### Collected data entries
* begin *

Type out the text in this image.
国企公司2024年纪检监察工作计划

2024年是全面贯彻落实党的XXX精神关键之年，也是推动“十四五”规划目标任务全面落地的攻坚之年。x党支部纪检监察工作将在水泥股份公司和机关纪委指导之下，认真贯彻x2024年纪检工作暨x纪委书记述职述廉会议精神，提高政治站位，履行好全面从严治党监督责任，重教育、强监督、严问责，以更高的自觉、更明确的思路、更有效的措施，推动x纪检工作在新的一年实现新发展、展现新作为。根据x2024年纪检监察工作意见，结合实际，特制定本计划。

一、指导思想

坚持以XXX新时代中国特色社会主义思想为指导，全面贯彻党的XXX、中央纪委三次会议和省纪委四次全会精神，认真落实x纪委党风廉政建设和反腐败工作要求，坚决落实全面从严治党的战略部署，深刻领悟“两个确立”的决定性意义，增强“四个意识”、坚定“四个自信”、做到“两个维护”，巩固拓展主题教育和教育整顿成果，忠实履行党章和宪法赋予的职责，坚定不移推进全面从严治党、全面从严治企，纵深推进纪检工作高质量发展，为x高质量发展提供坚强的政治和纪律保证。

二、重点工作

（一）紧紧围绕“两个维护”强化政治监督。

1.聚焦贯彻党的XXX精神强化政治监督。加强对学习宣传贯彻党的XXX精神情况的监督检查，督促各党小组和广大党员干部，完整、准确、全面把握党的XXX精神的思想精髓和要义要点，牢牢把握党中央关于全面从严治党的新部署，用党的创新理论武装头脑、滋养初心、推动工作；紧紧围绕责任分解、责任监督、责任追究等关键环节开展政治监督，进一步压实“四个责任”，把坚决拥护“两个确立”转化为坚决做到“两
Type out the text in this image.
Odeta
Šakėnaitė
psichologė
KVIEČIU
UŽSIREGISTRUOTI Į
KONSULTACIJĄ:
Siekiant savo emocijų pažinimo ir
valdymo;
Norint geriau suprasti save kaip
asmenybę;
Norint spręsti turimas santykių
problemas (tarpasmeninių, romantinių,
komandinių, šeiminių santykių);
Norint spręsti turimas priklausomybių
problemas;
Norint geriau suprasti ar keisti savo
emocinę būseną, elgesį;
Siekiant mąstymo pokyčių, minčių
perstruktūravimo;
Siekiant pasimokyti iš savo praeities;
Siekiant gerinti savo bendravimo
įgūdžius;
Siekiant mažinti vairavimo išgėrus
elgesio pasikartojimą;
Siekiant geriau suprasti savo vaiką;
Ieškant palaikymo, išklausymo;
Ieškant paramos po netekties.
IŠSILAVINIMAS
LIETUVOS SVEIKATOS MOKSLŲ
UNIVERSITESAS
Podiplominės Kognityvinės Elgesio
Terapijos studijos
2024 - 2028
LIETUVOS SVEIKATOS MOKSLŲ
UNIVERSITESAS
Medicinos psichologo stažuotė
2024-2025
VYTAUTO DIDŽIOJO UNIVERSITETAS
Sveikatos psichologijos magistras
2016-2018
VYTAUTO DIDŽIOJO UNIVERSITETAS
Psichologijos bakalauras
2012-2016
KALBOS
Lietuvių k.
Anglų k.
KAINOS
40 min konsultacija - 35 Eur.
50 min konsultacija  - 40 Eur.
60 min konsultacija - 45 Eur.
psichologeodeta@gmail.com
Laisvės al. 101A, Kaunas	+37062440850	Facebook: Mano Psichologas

* end *

### DIRECTION
Return each entry from above without altering a single character.

### SOLUTION FOR THIS PROBLEM
Type out the text in this image.
国企公司2024年纪检监察工作计划

2024年是全面贯彻落实党的XXX精神关键之年，也是推动“十四五”规划目标任务全面落地的攻坚之年。x党支部纪检监察工作将在水泥股份公司和机关纪委指导之下，认真贯彻x2024年纪检工作暨x纪委书记述职述廉会议精神，提高政治站位，履行好全面从严治党监督责任，重教育、强监督、严问责，以更高的自觉、更明确的思路、更有效的措施，推动x纪检工作在新的一年实现新发展、展现新作为。根据x2024年纪检监察工作意见，结合实际，特制定本计划。

一、指导思想

坚持以XXX新时代中国特色社会主义思想为指导，全面贯彻党的XXX、中央纪委三次会议和省纪委四次全会精神，认真落实x纪委党风廉政建设和反腐败工作要求，坚决落实全面从严治党的战略部署，深刻领悟“两个确立”的决定性意义，增强“四个意识”、坚定“四个自信”、做到“两个维护”，巩固拓展主题教育和教育整顿成果，忠实履行党章和宪法赋予的职责，坚定不移推进全面从严治党、全面从严治企，纵深推进纪检工作高质量发展，为x高质量发展提供坚强的政治和纪律保证。

二、重点工作

（一）紧紧围绕“两个维护”强化政治监督。

1.聚焦贯彻党的XXX精神强化政治监督。加强对学习宣传贯彻党的XXX精神情况的监督检查，督促各党小组和广大党员干部，完整、准确、全面把握党的XXX精神的思想精髓和要义要点，牢牢把握党中央关于全面从严治党的新部署，用党的创新理论武装头脑、滋养初心、推动工作；紧紧围绕责任分解、责任监督、责任追究等关键环节开展政治监督，进一步压实“四个责任”，把坚决拥护“两个确立”转化为坚决做到“两
Type out the text in this image.
Odeta
Šakėnaitė
psichologė
KVIEČIU
UŽSIREGISTRUOTI Į
KONSULTACIJĄ:
Siekiant savo emocijų pažinimo ir
valdymo;
Norint geriau suprasti save kaip
asmenybę;
Norint spręsti turimas santykių
problemas (tarpasmeninių, romantinių,
komandinių, šeiminių santykių);
Norint spręsti turimas priklausomybių
problemas;
Norint geriau suprasti ar keisti savo
emocinę būseną, elgesį;
Siekiant mąstymo pokyčių, minčių
perstruktūravimo;
Siekiant pasimokyti iš savo praeities;
Siekiant gerinti savo bendravimo
įgūdžius;
Siekiant mažinti vairavimo išgėrus
elgesio pasikartojimą;
Siekiant geriau suprasti savo vaiką;
Ieškant palaikymo, išklausymo;
Ieškant paramos po netekties.
IŠSILAVINIMAS
LIETUVOS SVEIKATOS MOKSLŲ
UNIVERSITESAS
Podiplominės Kognityvinės Elgesio
Terapijos studijos
2024 - 2028
LIETUVOS SVEIKATOS MOKSLŲ
UNIVERSITESAS
Medicinos psichologo stažuotė
2024-2025
VYTAUTO DIDŽIOJO UNIVERSITETAS
Sveikatos psichologijos magistras
2016-2018
VYTAUTO DIDŽIOJO UNIVERSITETAS
Psichologijos bakalauras
2012-2016
KALBOS
Lietuvių k.
Anglų k.
KAINOS
40 min konsultacija - 35 Eur.
50 min konsultacija  - 40 Eur.
60 min konsultacija - 45 Eur.
psichologeodeta@gmail.com
Laisvės al. 101A, Kaunas	+37062440850	Facebook: Mano Psichologas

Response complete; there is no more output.